> **Written problem**: Each line in the entries below that holds the string "cost" is to be listed.

Records that describe figures:
..........

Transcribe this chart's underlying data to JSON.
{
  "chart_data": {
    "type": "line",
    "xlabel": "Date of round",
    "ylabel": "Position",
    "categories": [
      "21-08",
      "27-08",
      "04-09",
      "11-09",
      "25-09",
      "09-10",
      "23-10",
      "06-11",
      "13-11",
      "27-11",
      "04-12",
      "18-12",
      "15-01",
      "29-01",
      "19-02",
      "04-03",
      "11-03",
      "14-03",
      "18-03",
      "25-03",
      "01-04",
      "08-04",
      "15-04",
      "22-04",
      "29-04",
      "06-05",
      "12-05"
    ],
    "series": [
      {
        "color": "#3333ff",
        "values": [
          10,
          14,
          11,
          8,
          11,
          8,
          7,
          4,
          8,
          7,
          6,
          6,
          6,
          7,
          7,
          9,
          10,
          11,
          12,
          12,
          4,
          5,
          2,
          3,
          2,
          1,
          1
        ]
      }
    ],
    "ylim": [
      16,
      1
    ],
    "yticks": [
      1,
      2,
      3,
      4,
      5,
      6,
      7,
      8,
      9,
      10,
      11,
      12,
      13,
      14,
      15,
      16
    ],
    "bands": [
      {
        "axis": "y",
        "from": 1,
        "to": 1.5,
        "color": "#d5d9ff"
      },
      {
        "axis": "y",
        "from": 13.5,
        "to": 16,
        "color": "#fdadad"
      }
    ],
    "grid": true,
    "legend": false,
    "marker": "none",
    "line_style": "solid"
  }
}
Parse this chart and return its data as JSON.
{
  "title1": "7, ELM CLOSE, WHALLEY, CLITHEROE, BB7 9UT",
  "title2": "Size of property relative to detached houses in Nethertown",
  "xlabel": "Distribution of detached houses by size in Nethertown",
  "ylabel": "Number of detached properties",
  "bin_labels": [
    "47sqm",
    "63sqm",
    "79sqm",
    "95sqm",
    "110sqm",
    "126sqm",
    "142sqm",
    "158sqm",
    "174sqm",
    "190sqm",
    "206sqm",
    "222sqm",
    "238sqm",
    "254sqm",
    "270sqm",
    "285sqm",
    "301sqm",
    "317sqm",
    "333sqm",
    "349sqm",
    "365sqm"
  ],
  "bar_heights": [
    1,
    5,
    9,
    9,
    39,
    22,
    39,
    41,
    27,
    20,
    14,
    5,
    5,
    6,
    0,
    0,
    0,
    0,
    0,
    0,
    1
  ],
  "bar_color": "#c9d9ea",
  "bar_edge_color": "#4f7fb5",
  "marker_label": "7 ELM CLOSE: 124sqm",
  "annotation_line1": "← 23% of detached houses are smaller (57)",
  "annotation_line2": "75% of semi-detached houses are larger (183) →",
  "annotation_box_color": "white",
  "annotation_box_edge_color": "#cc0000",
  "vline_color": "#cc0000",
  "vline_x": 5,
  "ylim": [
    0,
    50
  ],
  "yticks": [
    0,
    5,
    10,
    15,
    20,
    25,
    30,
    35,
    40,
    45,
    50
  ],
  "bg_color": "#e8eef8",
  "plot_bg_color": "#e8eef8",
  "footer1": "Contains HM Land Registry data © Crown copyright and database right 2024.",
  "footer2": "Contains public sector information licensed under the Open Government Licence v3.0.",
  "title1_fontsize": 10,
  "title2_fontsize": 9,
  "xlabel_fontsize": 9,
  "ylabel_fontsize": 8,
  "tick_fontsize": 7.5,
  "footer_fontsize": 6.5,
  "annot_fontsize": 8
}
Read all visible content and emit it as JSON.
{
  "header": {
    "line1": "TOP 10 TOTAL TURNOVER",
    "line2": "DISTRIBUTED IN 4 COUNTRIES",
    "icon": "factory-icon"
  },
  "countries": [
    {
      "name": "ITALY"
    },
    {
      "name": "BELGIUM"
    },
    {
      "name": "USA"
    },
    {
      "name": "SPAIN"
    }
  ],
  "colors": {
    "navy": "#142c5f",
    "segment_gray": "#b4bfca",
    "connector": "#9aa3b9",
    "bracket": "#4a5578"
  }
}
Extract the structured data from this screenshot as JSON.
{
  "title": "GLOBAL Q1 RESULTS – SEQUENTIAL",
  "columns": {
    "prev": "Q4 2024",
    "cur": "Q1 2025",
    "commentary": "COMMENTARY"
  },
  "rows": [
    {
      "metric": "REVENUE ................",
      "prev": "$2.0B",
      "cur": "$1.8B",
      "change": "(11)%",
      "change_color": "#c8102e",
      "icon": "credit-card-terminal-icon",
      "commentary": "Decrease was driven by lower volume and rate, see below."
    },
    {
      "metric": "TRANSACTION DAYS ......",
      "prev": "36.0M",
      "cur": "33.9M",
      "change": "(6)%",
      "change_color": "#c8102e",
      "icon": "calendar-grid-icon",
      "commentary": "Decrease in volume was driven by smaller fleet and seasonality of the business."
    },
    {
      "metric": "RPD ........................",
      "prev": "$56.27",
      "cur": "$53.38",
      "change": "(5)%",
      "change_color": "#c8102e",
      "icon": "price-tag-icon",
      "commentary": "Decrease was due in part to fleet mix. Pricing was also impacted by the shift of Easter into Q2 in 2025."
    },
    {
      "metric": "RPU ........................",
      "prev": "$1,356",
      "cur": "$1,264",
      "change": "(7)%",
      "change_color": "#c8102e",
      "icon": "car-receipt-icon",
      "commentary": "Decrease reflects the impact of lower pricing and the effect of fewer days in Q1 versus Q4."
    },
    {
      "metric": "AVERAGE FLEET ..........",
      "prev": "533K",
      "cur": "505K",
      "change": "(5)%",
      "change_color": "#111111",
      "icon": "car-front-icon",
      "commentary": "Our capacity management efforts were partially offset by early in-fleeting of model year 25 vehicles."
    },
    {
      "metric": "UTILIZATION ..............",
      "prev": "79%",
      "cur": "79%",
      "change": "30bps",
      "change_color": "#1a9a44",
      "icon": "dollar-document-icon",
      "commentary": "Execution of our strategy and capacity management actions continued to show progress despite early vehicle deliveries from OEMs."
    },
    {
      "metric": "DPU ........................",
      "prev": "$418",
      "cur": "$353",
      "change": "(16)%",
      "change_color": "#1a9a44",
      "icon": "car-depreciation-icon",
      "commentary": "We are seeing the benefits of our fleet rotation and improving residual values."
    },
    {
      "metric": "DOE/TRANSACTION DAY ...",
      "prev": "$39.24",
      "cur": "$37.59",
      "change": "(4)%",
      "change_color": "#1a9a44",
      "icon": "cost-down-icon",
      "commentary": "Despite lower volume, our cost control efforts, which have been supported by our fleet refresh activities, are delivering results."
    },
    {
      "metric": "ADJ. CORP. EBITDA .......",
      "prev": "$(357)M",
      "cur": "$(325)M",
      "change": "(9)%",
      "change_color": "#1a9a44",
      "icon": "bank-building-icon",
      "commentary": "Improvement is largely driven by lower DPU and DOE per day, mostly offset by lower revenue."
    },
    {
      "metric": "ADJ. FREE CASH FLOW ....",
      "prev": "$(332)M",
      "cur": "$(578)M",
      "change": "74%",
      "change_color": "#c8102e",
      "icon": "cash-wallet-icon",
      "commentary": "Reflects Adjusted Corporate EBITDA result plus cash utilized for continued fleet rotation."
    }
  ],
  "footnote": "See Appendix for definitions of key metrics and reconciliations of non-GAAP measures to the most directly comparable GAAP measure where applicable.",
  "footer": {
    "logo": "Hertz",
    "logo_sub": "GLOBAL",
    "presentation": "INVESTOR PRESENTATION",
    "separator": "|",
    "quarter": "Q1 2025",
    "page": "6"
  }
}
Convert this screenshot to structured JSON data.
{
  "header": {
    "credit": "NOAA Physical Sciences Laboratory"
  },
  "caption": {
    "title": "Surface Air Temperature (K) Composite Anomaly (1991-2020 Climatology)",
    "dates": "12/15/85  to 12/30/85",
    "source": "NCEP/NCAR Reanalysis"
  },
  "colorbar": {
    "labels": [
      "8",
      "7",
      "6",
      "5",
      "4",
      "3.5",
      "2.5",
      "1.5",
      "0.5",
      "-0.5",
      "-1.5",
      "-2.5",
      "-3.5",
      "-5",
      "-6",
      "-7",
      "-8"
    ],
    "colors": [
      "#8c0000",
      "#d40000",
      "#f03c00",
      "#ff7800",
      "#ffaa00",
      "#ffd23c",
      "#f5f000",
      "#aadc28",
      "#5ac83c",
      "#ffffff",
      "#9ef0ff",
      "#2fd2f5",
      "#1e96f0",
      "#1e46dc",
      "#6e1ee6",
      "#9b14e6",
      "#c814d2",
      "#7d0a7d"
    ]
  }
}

..........

> **Output for this task**:
      "icon": "cost-down-icon",
      "commentary": "Despite lower volume, our cost control efforts, which have been supported by our fleet refresh activities, are delivering results."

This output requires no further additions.